■ Data in this exercise
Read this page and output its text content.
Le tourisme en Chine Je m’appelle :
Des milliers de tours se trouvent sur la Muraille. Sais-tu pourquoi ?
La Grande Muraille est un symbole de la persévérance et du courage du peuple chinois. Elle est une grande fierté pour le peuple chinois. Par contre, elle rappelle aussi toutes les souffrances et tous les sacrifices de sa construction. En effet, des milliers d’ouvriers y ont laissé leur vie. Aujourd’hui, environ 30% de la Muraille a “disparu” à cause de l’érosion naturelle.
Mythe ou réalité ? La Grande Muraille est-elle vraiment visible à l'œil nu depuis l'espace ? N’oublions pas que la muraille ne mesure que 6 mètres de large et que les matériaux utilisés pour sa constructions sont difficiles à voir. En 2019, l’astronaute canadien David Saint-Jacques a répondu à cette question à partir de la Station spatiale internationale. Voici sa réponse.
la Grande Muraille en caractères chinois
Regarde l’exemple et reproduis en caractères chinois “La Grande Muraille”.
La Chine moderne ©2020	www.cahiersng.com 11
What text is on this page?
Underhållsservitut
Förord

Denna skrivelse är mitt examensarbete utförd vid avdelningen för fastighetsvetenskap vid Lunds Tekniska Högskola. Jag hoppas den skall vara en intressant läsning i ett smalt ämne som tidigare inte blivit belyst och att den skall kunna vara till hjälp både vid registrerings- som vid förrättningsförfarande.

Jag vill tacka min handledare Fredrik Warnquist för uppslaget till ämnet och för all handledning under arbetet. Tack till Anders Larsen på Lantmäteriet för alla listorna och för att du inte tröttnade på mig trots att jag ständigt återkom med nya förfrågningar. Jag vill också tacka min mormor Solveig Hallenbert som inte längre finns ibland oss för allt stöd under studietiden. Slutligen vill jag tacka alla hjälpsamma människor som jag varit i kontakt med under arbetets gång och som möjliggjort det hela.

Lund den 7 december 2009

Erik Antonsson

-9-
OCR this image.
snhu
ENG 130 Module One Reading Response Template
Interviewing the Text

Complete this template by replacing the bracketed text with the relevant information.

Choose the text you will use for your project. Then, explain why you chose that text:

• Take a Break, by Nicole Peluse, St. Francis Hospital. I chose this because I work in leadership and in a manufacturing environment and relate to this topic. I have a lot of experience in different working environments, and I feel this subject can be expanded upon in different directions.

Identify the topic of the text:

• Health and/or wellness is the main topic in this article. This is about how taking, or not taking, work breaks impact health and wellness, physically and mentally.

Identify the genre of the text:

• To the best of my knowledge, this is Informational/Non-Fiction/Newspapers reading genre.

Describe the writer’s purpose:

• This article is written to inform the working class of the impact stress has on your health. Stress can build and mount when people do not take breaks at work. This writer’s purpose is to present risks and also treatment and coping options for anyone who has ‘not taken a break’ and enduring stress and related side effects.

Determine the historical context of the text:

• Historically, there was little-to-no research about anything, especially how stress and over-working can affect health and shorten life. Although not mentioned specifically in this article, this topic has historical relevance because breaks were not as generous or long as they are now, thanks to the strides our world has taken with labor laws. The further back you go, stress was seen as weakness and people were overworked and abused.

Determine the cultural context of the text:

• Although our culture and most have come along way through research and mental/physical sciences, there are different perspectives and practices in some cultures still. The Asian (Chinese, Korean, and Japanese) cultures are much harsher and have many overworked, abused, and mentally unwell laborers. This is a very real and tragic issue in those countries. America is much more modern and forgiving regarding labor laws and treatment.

■ What the task asks
Show all lines in the entries above where the word "genre" appears.

■ Exercise answer
Identify the genre of the text:
• To the best of my knowledge, this is Informational/Non-Fiction/Newspapers reading genre.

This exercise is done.